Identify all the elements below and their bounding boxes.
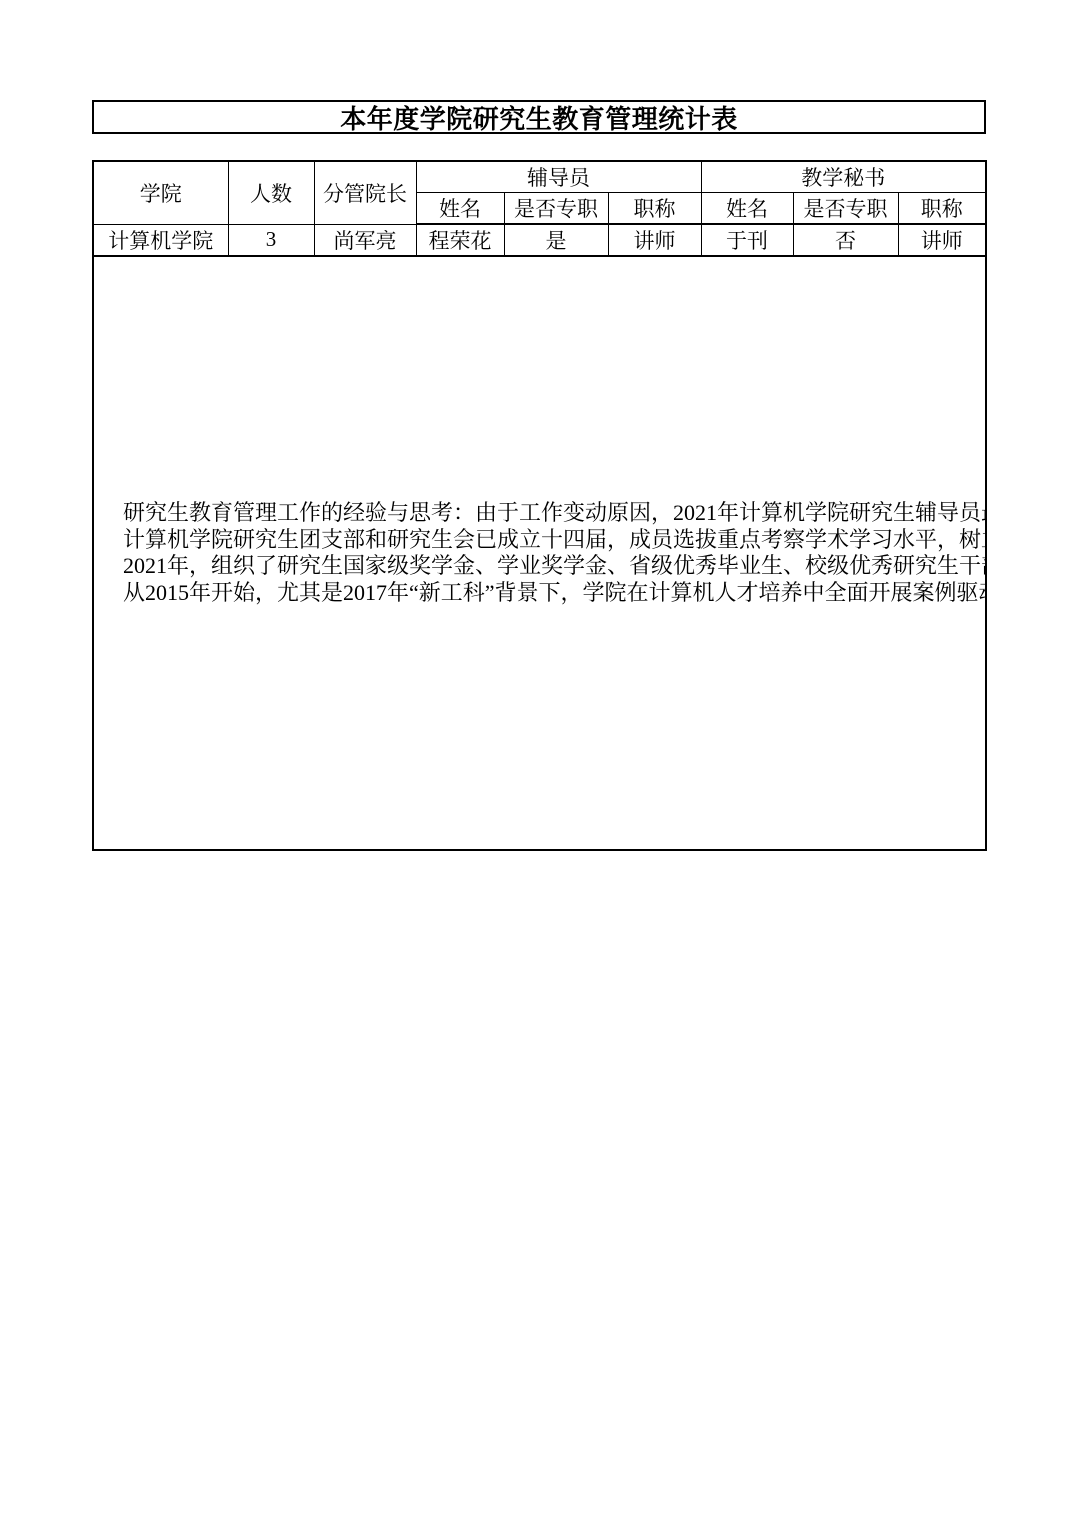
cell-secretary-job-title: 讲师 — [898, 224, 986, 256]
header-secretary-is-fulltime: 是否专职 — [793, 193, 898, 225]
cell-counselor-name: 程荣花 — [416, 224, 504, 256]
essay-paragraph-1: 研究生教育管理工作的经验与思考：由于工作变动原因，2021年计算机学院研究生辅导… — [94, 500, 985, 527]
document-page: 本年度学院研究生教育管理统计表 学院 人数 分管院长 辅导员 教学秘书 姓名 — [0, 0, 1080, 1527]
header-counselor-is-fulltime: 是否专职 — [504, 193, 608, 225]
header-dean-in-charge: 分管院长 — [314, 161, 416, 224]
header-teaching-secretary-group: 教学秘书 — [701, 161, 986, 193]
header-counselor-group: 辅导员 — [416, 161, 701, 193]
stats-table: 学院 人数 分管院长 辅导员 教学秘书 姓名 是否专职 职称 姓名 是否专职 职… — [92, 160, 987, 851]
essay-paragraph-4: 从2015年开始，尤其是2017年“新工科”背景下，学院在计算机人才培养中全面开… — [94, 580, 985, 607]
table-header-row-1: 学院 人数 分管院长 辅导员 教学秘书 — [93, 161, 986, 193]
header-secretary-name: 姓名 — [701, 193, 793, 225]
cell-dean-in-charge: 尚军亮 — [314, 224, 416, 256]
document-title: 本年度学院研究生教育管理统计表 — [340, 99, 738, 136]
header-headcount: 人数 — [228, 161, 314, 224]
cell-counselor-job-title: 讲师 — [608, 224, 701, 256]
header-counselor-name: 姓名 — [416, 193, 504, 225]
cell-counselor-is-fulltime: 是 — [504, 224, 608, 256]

--- REQUIRED TASK ---
Copy out the lines verbatim, starting at the line with "cell-secretary-job-title: 讲师 —" and continuing through the line with "header-secretary-name: 姓名 —".

--- FINISHED TASK ---
cell-secretary-job-title: 讲师 — [898, 224, 986, 256]
header-secretary-is-fulltime: 是否专职 — [793, 193, 898, 225]
cell-counselor-name: 程荣花 — [416, 224, 504, 256]
essay-paragraph-1: 研究生教育管理工作的经验与思考：由于工作变动原因，2021年计算机学院研究生辅导… — [94, 500, 985, 527]
document-page: 本年度学院研究生教育管理统计表 学院 人数 分管院长 辅导员 教学秘书 姓名 — [0, 0, 1080, 1527]
header-counselor-is-fulltime: 是否专职 — [504, 193, 608, 225]
header-dean-in-charge: 分管院长 — [314, 161, 416, 224]
header-teaching-secretary-group: 教学秘书 — [701, 161, 986, 193]
header-counselor-group: 辅导员 — [416, 161, 701, 193]
stats-table: 学院 人数 分管院长 辅导员 教学秘书 姓名 是否专职 职称 姓名 是否专职 职… — [92, 160, 987, 851]
essay-paragraph-4: 从2015年开始，尤其是2017年“新工科”背景下，学院在计算机人才培养中全面开… — [94, 580, 985, 607]
table-header-row-1: 学院 人数 分管院长 辅导员 教学秘书 — [93, 161, 986, 193]
header-secretary-name: 姓名 — [701, 193, 793, 225]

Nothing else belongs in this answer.